**REQUEST 1:**
In the beach survey text, condense the paragraph beginning "Runswick Bay represented the lowest angle" into a list with one item per beach, keeping each beach's gradient, sediment and underlying geology.
**REQUEST 2:**
Write a continuation of the beach survey text, starting after its final sentence.

**TEXT:**
┄┄┄┄┄┄┄┄┄┄┄┄┄┄┄┄┄┄┄┄
Table 1. Survey itinerary.

	Site Name/Location Chesil	Dover	Runswick
Location	Portland to West Bay, Weymouth, Dorset	Dover Harbour Admiralty Pier to Shakespeare Cliff, Kent	Runswick village to Kettle Ness headland, North Yorkshire
Description	Steep, mostly coarse gravel beach underlain by tidal deposits and Kimmeridge Clay bedrock.	Intermediate to Steep, fine- to medium-gravel beach. Underlying platform: bedrock Chalk.	Low Angle medium to coarse sand with fine to coarse beach overlying glacial till; and Whitby Mudstone Formation bedrock
Phase 1 dates	June 2018	July 2018	August 2018
Phase 1 activity	HVSR; GPS; laser scan.	HVSR; GPS; laser scan; ground-penetrating radar.	HVSR; GPS; laser scan.
Phase 2 dates	February 2019	November 2018	November 2018
Phase 2 activity	HVSR; GPS; laser scan; MASW; seismic monitoring using 24 channels of 3-component geophones in L-array.

. Runswick Bay represented the lowest angle (gradient 0.03; α < 5°), finest grain size, being composed of medium to coarse sand with fine to coarse gravel, underlain by both superficial (glacial till) and weak bedrock comprising Jurassic shale, mudstone, and ironstone of the Whitby Mudstone Formation; Dover represented at an intermediate angle (gradient 0.11–0.17; 5° < α < 10°), fine to medium gravel beach underlain by Chalk bedrock; Chesil represented a high angle (gradient 0.19–0.23; angle α > 10°) coarse gravel to cobble beach underlain by superficial marine deposits and weak Jurassic Kimmeridge Clay bedrock.
┄┄┄┄┄┄┄┄┄┄┄┄┄┄┄┄┄┄┄┄
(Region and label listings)
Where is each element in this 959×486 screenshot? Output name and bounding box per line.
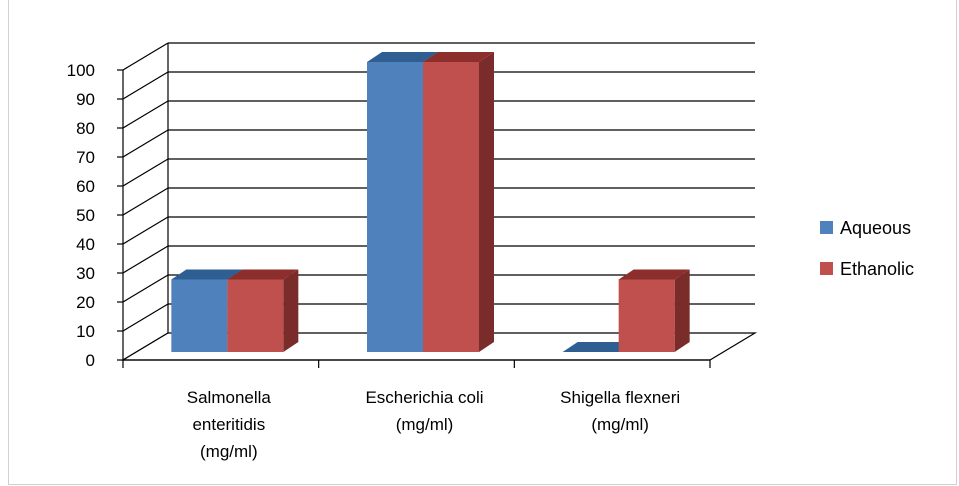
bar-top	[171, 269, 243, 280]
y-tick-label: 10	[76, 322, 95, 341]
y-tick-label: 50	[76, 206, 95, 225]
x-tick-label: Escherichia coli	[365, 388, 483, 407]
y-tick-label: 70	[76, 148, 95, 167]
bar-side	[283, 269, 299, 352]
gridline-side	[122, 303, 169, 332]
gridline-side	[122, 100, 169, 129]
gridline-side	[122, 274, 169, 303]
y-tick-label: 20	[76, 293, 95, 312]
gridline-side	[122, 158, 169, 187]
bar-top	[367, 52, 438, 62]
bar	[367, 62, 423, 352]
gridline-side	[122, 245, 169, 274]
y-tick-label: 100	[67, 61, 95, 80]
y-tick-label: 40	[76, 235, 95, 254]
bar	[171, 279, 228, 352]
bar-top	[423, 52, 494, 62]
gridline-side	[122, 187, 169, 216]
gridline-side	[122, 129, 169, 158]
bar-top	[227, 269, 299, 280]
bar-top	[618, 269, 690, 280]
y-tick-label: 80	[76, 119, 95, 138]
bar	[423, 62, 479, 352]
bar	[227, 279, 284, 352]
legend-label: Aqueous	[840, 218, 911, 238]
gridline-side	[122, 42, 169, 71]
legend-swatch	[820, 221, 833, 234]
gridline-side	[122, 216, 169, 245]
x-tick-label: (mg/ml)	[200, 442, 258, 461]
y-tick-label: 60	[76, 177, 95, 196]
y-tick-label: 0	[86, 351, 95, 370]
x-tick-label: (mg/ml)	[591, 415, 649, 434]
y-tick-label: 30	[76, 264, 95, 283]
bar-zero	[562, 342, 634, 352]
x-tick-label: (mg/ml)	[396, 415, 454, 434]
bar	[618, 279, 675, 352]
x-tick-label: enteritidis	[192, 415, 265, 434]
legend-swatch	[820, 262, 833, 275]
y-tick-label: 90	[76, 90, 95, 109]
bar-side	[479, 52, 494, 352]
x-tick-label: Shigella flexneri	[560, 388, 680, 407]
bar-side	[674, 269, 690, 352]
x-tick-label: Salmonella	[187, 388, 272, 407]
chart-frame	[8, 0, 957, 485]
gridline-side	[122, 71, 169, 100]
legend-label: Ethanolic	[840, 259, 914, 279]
┄┄┄┄┄┄┄┄┄┄┄┄┄┄┄┄┄┄┄┄
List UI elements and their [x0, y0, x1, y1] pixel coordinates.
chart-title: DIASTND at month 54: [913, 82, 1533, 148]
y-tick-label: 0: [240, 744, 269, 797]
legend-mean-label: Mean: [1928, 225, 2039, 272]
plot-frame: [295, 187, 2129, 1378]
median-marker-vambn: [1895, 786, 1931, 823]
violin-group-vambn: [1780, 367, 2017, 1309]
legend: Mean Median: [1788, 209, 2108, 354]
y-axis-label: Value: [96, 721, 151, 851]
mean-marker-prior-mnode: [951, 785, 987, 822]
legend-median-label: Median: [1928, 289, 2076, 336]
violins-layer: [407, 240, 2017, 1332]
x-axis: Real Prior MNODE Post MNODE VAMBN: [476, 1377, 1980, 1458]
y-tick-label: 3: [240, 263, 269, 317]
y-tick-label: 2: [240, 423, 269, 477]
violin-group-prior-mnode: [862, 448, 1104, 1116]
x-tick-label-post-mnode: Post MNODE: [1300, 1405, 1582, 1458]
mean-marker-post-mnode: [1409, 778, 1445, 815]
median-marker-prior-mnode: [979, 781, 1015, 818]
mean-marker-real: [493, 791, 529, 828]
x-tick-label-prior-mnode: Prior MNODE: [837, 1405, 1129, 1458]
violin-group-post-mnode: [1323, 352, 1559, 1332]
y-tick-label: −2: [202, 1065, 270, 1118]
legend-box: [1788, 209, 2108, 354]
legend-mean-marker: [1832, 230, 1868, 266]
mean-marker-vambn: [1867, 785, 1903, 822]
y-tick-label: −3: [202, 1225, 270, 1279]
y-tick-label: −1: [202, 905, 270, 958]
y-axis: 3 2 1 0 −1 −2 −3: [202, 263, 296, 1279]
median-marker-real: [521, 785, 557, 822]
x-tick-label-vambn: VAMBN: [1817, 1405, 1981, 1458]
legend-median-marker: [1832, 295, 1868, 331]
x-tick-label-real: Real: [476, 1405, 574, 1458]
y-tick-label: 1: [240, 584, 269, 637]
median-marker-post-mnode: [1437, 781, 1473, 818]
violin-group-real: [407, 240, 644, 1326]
┄┄┄┄┄┄┄┄┄┄┄┄┄┄┄┄┄┄┄┄
**RESPONSE 1:**
- Runswick Bay: lowest angle (gradient 0.03; α < 5°) and finest grain. Medium to coarse sand with fine to coarse gravel, over glacial till and weak Jurassic shale, mudstone and ironstone of the Whitby Mudstone Formation.
- Dover: intermediate angle (gradient 0.11–0.17; 5° < α < 10°). Fine to medium gravel over Chalk bedrock.
- Chesil: high angle (gradient 0.19–0.23; α > 10°). Coarse gravel to cobble over superficial marine deposits and weak Jurassic Kimmeridge Clay bedrock.

**RESPONSE 2:**
Two phases of the survey were undertaken (Table 1). The first phase involved passive seismic surveys for the purpose of evaluating the thickness of beach sediments at each of the three case study sites. These surveys included measurement of beach height and morphology, using differential GPS and terrestrial laser scanning so that assessment and comparison with further surveys were able to account for movement of beach sediment. The second phase involved testing the repeatability of the initial passive seismic surveys, including the sensitivity to orientation of the instrument; recording beach morphology/height to account for changes due to storm activity or replenishment; at Runswick and Dover—an investigation of the modes of seismic propagation contributing to vertical and horizontal vibrations in a beach environment. From these data, a ground model was developed and used to aid the evaluation of the performance of the passive seismic surveys.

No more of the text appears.